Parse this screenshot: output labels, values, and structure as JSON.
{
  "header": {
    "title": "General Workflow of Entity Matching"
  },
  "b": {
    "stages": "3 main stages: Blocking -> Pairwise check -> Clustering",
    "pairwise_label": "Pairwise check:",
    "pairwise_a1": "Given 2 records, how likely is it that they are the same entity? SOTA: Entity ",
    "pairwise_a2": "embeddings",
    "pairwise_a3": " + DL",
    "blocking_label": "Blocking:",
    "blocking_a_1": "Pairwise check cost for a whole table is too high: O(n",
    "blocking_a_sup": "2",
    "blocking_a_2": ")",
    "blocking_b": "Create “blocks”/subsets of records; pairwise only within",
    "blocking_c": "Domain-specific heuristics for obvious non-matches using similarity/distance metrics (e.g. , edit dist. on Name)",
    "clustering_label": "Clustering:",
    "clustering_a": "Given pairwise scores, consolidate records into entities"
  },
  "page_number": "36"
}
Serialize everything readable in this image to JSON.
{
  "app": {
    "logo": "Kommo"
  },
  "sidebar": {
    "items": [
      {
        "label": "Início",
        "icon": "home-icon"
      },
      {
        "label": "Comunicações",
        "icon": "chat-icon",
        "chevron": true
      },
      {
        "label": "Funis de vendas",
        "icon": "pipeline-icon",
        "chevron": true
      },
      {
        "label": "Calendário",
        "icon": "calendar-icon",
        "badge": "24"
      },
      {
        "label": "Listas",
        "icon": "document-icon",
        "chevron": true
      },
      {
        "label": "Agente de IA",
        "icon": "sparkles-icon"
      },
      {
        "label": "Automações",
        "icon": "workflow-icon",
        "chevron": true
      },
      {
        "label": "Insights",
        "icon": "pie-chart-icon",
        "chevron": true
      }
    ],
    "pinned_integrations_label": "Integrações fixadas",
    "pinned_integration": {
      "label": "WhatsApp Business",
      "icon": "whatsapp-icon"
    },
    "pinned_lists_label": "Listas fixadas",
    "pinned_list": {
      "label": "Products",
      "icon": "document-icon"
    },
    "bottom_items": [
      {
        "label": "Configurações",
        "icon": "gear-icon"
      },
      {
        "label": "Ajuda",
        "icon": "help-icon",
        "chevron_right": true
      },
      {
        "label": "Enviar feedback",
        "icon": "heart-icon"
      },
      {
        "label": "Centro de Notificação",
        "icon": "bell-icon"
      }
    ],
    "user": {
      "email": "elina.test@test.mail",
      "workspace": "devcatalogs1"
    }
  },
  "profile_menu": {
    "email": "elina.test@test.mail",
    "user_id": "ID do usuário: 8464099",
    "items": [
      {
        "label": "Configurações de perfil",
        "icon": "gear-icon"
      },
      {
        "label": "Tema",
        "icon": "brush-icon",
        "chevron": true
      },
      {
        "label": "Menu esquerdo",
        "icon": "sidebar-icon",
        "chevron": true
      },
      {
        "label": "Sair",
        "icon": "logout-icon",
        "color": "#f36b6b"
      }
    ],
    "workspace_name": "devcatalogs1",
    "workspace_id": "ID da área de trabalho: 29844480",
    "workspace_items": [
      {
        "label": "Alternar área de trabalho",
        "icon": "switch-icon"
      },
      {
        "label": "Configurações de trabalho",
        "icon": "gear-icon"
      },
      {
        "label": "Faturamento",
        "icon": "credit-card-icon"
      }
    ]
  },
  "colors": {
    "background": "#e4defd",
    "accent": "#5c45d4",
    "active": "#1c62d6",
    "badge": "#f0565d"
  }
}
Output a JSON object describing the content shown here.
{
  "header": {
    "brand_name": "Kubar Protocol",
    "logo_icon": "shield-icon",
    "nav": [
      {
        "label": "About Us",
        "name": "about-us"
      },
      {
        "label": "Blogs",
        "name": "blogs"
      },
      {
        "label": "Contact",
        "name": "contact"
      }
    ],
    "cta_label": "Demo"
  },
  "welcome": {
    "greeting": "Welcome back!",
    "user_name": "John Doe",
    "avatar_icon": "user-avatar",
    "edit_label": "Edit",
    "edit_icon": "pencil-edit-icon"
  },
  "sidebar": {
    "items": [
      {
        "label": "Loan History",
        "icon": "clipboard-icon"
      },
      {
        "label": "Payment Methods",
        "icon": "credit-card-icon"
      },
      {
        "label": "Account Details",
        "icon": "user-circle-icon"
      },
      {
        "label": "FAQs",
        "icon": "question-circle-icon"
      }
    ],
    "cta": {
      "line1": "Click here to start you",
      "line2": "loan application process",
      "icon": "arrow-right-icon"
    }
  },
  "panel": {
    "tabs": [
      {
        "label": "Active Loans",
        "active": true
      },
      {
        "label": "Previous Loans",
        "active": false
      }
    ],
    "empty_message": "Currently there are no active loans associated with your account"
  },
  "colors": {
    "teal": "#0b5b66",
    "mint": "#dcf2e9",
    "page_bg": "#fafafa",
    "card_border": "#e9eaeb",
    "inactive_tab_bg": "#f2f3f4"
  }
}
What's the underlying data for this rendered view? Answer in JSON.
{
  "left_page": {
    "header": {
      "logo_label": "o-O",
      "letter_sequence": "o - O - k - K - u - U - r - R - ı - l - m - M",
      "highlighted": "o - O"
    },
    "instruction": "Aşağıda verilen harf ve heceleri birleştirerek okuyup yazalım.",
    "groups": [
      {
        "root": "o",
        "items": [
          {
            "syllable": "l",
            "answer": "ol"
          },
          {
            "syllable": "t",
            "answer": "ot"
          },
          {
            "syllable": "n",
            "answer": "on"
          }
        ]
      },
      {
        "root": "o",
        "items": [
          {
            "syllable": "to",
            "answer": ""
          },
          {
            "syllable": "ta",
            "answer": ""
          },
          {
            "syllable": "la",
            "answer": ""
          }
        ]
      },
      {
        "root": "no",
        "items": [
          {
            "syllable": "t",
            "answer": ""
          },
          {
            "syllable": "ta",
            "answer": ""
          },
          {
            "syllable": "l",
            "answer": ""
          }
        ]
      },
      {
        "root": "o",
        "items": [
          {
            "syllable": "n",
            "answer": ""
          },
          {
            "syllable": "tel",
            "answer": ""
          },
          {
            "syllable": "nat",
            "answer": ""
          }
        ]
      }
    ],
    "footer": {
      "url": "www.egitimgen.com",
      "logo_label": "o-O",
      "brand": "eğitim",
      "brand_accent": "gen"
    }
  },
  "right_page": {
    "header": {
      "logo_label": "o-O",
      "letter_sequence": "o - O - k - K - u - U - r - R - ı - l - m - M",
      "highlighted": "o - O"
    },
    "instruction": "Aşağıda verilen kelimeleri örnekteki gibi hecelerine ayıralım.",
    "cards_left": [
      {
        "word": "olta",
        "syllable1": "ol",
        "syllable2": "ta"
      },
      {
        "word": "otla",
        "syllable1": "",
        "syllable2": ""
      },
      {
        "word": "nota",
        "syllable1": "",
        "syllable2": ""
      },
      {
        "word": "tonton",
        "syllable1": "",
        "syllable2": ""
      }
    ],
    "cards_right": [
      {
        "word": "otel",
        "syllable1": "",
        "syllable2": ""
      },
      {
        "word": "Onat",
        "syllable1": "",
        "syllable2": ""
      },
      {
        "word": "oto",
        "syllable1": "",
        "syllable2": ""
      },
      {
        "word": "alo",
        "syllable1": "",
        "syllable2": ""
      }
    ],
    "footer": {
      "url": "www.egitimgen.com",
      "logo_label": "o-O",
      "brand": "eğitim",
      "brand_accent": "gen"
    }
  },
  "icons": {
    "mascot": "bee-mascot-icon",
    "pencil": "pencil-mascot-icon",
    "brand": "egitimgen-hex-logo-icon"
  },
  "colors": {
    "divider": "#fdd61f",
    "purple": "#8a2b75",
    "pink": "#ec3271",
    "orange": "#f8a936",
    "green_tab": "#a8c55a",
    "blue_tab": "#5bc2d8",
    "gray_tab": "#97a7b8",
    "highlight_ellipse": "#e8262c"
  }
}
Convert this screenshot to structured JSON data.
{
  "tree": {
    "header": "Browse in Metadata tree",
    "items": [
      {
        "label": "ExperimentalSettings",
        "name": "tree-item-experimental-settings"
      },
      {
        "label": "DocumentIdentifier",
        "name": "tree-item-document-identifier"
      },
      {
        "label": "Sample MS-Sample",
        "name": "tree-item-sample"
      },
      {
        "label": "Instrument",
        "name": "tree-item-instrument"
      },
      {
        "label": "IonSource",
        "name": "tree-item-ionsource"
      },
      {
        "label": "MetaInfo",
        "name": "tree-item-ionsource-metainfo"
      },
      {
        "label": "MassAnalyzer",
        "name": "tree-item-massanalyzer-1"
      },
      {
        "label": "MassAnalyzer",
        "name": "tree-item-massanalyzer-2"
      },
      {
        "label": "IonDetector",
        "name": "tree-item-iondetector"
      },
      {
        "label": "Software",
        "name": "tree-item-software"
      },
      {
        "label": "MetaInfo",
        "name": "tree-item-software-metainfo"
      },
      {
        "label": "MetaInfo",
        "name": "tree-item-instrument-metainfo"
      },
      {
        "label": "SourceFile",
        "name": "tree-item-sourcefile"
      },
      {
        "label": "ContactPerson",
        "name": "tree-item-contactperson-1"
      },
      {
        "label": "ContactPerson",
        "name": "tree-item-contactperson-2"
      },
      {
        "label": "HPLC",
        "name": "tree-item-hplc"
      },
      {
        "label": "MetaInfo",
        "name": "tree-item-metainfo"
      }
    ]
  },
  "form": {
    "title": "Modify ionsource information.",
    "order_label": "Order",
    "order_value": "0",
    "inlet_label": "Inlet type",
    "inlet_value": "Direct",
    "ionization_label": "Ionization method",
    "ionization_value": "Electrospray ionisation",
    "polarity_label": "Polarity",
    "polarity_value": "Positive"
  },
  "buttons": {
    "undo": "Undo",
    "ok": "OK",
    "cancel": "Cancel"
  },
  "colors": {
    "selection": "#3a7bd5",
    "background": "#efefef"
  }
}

★ ★ ★ ★ ★ ★ ★

Take every line from the data that contains the word "mail".

      "email": "elina.test@test.mail",
    "email": "elina.test@test.mail",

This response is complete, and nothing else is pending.